[What you should do]
What follows is a set of entries. Give them again exactly, without the pictures.

++++ Task inputs ++++

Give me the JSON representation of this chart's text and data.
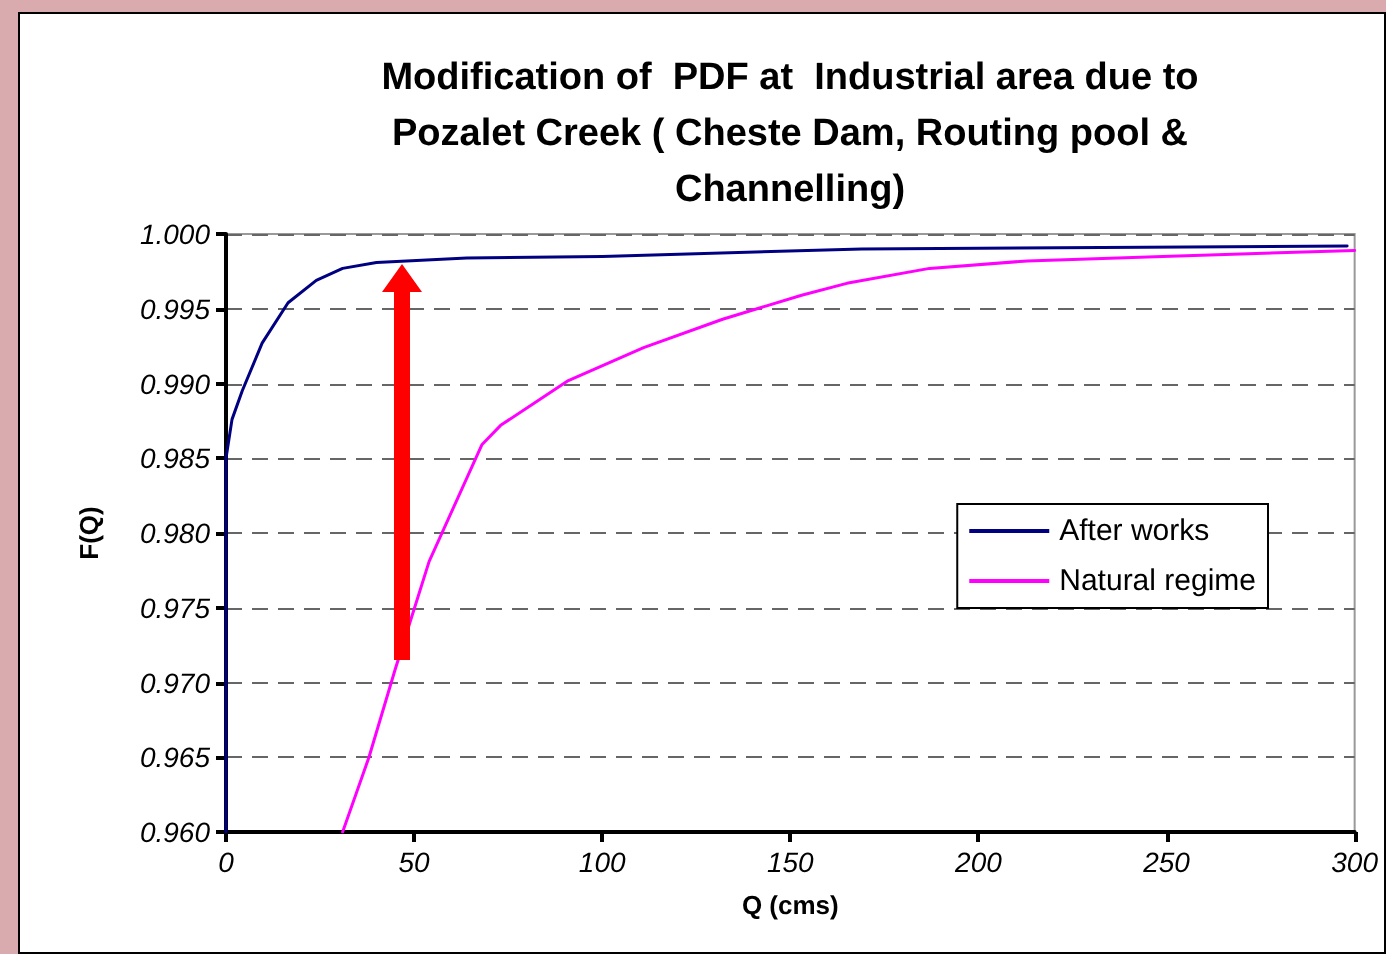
{
  "chart_data": {
    "type": "line",
    "title": "Modification of  PDF at  Industrial area due to\nPozalet Creek ( Cheste Dam, Routing pool &\nChannelling)",
    "xlabel": "Q (cms)",
    "ylabel": "F(Q)",
    "xlim": [
      0,
      300
    ],
    "xticks": [
      0,
      50,
      100,
      150,
      200,
      250,
      300
    ],
    "ylim": [
      0.96,
      1.0
    ],
    "yticks": [
      {
        "value": 0.96,
        "label": "0.960"
      },
      {
        "value": 0.965,
        "label": "0.965"
      },
      {
        "value": 0.97,
        "label": "0.970"
      },
      {
        "value": 0.975,
        "label": "0.975"
      },
      {
        "value": 0.98,
        "label": "0.980"
      },
      {
        "value": 0.985,
        "label": "0.985"
      },
      {
        "value": 0.99,
        "label": "0.990"
      },
      {
        "value": 0.995,
        "label": "0.995"
      },
      {
        "value": 1.0,
        "label": "1.000"
      }
    ],
    "grid": "y",
    "legend": "right",
    "marker": "none",
    "line_style": "solid",
    "series": [
      {
        "name": "After works",
        "color": "#000080",
        "x": [
          0,
          0,
          1.6,
          4.3,
          9.6,
          16.5,
          24,
          31,
          40,
          64,
          100,
          169,
          298
        ],
        "values": [
          0.96,
          0.985,
          0.9876,
          0.9895,
          0.9927,
          0.9954,
          0.9969,
          0.9977,
          0.9981,
          0.9984,
          0.9985,
          0.999,
          0.9992
        ]
      },
      {
        "name": "Natural regime",
        "color": "#ff00ff",
        "x": [
          31,
          38,
          45,
          54,
          68,
          73,
          91,
          111,
          132,
          153,
          165,
          187,
          213,
          249,
          300
        ],
        "values": [
          0.96,
          0.965,
          0.9709,
          0.9781,
          0.9859,
          0.9872,
          0.9902,
          0.9924,
          0.9943,
          0.9959,
          0.9967,
          0.9977,
          0.9982,
          0.9985,
          0.9989
        ]
      }
    ]
  }
}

++++

[Exercise solution]
Give me the JSON representation of this chart's text and data.
{
  "chart_data": {
    "type": "line",
    "title": "Modification of  PDF at  Industrial area due to\nPozalet Creek ( Cheste Dam, Routing pool &\nChannelling)",
    "xlabel": "Q (cms)",
    "ylabel": "F(Q)",
    "xlim": [
      0,
      300
    ],
    "xticks": [
      0,
      50,
      100,
      150,
      200,
      250,
      300
    ],
    "ylim": [
      0.96,
      1.0
    ],
    "yticks": [
      {
        "value": 0.96,
        "label": "0.960"
      },
      {
        "value": 0.965,
        "label": "0.965"
      },
      {
        "value": 0.97,
        "label": "0.970"
      },
      {
        "value": 0.975,
        "label": "0.975"
      },
      {
        "value": 0.98,
        "label": "0.980"
      },
      {
        "value": 0.985,
        "label": "0.985"
      },
      {
        "value": 0.99,
        "label": "0.990"
      },
      {
        "value": 0.995,
        "label": "0.995"
      },
      {
        "value": 1.0,
        "label": "1.000"
      }
    ],
    "grid": "y",
    "legend": "right",
    "marker": "none",
    "line_style": "solid",
    "series": [
      {
        "name": "After works",
        "color": "#000080",
        "x": [
          0,
          0,
          1.6,
          4.3,
          9.6,
          16.5,
          24,
          31,
          40,
          64,
          100,
          169,
          298
        ],
        "values": [
          0.96,
          0.985,
          0.9876,
          0.9895,
          0.9927,
          0.9954,
          0.9969,
          0.9977,
          0.9981,
          0.9984,
          0.9985,
          0.999,
          0.9992
        ]
      },
      {
        "name": "Natural regime",
        "color": "#ff00ff",
        "x": [
          31,
          38,
          45,
          54,
          68,
          73,
          91,
          111,
          132,
          153,
          165,
          187,
          213,
          249,
          300
        ],
        "values": [
          0.96,
          0.965,
          0.9709,
          0.9781,
          0.9859,
          0.9872,
          0.9902,
          0.9924,
          0.9943,
          0.9959,
          0.9967,
          0.9977,
          0.9982,
          0.9985,
          0.9989
        ]
      }
    ]
  }
}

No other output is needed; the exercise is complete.